● **What you will do**: In the material below, find all lines with the string "accent" and copy them.

-------- Input rows --------

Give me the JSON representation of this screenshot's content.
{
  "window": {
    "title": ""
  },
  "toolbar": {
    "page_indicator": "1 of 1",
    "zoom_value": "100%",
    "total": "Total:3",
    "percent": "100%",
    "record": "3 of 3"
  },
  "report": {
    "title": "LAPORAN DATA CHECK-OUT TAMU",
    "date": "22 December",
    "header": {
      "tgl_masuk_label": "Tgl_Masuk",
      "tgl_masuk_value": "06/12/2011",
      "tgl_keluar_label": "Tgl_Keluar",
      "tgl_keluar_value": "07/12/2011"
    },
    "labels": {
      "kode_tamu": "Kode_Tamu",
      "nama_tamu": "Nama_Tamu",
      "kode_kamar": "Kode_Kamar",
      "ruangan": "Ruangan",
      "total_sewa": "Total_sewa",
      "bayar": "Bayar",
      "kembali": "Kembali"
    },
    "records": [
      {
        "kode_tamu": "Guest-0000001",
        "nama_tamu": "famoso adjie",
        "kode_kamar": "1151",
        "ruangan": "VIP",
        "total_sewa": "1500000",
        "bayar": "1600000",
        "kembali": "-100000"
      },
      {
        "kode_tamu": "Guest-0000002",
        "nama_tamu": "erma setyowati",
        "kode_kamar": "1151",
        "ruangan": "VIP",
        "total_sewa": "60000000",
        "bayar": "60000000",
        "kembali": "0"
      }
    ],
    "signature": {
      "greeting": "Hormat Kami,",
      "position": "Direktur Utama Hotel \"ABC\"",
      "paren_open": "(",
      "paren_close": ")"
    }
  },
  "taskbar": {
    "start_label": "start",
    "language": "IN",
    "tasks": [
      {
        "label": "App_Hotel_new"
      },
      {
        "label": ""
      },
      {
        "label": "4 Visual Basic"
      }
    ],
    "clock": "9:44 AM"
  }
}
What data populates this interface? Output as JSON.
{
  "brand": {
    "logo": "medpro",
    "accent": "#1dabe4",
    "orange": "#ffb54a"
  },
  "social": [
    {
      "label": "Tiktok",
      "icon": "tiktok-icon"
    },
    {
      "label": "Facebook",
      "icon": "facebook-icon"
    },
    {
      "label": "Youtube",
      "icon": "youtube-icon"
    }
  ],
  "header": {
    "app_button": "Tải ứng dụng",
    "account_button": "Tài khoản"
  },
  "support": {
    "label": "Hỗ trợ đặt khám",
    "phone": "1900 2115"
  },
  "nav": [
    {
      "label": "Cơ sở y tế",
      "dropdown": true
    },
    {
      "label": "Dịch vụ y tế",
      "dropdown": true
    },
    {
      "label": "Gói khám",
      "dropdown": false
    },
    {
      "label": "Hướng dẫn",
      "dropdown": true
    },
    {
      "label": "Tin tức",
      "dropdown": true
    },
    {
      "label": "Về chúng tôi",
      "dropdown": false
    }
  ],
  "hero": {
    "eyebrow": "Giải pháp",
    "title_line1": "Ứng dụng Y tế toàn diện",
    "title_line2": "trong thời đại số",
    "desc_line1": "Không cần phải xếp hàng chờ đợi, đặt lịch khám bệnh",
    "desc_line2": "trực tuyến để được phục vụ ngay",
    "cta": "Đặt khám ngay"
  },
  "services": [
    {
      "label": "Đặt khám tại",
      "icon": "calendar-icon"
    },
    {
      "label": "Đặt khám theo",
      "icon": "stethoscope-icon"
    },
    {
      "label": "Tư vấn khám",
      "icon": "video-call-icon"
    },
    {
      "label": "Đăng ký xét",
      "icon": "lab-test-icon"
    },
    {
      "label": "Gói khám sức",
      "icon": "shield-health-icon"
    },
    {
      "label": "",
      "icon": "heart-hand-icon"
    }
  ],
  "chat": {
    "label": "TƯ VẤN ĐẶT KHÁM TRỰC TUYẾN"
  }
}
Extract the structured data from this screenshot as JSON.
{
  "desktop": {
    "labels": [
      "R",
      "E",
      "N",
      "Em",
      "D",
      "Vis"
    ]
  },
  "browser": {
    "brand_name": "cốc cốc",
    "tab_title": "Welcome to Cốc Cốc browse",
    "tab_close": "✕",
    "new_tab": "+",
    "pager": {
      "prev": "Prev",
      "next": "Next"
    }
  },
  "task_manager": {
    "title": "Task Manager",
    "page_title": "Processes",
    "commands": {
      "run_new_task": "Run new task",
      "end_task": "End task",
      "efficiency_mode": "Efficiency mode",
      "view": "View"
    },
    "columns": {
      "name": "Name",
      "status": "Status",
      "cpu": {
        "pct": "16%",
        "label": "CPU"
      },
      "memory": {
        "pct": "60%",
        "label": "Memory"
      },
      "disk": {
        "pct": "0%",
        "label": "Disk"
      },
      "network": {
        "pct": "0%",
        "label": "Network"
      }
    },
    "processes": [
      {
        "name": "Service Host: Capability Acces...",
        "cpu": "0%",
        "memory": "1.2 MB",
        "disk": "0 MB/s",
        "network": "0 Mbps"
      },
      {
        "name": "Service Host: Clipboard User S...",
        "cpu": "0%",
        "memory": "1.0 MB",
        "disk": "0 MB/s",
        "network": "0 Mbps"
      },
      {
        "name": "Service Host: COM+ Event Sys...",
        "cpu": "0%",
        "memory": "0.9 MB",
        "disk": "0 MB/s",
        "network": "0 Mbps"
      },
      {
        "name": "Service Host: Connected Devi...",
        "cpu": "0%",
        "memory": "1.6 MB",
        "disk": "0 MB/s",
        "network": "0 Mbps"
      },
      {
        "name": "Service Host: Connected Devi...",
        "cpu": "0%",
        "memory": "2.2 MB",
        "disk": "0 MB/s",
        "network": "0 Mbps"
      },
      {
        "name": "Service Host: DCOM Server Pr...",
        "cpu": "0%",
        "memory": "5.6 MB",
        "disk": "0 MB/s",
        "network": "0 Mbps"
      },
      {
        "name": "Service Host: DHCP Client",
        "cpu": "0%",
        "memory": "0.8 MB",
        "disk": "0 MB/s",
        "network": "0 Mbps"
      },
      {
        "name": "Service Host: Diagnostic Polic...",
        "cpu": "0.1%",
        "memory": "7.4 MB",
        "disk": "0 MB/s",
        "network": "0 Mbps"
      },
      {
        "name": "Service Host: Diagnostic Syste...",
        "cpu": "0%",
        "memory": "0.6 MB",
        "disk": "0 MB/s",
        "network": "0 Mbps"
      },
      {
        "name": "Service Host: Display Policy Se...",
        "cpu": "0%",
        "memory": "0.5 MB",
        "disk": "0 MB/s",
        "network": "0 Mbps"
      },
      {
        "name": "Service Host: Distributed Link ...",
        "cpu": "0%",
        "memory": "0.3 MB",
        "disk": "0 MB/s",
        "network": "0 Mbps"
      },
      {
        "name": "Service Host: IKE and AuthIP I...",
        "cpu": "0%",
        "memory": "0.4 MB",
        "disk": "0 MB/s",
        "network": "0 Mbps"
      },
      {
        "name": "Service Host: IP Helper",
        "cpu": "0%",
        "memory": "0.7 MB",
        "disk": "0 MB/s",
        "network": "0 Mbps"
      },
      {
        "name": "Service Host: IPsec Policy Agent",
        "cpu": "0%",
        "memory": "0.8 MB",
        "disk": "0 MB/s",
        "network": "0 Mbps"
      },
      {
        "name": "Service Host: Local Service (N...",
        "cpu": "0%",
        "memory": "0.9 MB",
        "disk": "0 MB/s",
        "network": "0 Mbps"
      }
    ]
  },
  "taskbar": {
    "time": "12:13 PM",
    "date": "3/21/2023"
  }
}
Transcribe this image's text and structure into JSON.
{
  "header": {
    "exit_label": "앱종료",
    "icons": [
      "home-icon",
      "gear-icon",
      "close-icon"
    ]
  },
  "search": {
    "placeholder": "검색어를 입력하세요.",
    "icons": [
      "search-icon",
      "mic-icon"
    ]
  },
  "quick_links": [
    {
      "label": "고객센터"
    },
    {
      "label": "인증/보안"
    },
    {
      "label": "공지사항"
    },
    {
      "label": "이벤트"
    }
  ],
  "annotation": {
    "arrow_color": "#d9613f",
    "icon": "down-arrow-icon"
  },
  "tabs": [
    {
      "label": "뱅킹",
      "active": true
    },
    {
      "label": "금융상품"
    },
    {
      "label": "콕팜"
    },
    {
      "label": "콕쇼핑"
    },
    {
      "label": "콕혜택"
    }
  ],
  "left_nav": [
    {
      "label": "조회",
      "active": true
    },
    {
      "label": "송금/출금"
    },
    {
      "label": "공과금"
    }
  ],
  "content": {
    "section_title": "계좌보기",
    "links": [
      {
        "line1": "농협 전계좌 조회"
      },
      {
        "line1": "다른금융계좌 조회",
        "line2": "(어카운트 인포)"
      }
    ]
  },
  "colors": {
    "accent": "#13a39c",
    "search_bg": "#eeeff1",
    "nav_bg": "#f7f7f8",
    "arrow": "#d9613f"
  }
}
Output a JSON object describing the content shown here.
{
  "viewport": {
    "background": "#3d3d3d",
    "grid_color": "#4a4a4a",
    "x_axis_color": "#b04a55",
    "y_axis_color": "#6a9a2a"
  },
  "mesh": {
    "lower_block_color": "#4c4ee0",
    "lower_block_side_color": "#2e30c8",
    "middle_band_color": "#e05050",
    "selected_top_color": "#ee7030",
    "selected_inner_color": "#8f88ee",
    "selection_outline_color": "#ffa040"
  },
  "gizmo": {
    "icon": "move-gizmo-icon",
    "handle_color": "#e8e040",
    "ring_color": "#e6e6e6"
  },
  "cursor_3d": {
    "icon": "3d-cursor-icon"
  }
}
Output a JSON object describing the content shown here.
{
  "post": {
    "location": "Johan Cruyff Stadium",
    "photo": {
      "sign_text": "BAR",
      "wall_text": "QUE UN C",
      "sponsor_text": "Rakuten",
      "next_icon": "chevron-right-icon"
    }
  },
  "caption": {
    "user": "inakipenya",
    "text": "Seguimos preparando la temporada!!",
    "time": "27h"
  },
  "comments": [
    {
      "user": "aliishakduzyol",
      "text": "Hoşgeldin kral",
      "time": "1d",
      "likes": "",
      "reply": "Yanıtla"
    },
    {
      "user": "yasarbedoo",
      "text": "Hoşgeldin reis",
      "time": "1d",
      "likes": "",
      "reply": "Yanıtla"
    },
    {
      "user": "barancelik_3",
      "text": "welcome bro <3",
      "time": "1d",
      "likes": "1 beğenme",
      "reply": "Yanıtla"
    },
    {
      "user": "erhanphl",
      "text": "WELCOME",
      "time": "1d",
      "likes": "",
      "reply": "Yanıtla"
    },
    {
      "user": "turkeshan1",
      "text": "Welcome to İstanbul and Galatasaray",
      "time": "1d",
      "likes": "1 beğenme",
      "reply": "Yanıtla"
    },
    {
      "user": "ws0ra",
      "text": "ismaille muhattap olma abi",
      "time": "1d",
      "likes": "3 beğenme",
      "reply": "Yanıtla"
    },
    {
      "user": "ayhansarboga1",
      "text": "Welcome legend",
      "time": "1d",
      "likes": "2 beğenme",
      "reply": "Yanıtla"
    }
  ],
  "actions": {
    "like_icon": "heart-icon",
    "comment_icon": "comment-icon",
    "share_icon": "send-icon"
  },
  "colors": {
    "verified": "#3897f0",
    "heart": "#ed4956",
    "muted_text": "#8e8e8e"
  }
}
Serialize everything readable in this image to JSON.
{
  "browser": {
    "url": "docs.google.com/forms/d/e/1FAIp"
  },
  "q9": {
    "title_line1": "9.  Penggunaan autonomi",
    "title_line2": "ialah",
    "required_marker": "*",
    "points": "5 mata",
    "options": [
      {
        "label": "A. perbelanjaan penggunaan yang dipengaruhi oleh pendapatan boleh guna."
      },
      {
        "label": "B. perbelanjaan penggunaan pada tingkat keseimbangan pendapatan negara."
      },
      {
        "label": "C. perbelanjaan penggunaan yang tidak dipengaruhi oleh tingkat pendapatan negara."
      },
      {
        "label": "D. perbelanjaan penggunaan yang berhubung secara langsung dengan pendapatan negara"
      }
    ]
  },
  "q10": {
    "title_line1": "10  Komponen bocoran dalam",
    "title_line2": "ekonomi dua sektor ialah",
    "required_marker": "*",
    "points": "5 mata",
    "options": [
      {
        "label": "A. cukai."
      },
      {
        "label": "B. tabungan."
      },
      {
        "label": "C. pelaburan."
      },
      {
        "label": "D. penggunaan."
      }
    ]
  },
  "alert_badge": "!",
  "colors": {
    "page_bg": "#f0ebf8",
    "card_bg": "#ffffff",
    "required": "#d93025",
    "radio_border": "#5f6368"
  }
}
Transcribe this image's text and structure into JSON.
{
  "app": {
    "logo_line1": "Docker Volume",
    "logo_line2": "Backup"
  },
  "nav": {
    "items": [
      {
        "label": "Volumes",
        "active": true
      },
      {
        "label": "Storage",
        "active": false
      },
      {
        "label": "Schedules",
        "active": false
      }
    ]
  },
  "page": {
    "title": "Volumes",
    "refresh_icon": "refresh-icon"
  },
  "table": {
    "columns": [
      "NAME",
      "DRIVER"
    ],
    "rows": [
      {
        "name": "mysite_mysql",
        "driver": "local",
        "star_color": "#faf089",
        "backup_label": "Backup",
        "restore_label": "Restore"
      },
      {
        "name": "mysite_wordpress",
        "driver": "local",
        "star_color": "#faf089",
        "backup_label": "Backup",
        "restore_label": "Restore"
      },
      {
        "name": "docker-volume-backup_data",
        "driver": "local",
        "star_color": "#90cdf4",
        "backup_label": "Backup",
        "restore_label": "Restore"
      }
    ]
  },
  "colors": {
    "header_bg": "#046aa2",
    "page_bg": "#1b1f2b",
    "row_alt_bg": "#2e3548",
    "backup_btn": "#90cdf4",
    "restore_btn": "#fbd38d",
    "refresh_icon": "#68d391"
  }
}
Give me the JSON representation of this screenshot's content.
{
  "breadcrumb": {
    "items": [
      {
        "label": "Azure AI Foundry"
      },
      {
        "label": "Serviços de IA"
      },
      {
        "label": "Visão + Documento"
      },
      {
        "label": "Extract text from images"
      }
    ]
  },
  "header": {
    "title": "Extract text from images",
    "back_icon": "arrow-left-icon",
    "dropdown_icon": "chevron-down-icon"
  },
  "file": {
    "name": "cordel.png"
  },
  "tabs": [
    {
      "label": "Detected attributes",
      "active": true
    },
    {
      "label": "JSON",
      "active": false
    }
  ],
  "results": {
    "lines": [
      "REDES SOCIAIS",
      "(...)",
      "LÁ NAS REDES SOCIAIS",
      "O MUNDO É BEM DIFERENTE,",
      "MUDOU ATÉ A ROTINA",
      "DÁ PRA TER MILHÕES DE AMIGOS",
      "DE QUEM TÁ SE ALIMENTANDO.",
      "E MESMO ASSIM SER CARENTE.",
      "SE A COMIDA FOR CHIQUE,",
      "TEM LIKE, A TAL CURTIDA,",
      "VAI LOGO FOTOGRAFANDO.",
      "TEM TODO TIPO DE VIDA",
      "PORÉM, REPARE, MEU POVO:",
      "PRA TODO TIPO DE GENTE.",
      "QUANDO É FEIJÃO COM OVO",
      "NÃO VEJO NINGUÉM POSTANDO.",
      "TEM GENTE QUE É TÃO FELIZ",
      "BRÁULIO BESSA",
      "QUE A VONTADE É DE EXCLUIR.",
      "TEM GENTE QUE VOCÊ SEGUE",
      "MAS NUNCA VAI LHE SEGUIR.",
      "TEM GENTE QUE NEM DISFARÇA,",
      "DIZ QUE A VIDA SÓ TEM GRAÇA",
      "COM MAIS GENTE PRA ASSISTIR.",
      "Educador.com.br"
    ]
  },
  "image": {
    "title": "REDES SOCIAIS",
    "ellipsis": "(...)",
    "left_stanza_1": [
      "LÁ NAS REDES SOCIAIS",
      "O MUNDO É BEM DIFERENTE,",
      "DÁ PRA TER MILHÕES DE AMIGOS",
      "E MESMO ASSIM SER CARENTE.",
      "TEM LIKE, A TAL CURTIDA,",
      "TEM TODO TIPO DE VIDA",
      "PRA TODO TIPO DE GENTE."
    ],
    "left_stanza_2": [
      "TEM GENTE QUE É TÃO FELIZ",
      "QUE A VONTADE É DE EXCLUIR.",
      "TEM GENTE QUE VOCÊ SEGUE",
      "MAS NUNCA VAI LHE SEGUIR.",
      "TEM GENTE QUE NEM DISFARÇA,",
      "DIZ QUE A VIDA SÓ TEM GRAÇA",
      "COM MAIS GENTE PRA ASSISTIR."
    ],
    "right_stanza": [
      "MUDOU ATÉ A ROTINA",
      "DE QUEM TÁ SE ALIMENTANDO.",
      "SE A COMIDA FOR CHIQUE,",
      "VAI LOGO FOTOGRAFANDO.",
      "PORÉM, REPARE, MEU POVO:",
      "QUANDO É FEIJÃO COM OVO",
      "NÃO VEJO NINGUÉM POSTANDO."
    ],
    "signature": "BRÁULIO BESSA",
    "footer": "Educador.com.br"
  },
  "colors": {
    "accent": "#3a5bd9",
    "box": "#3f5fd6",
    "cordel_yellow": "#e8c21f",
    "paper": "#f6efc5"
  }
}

--------

● **Problem solution**:
    "accent": "#1dabe4",
    "accent": "#13a39c",
    "accent": "#3a5bd9",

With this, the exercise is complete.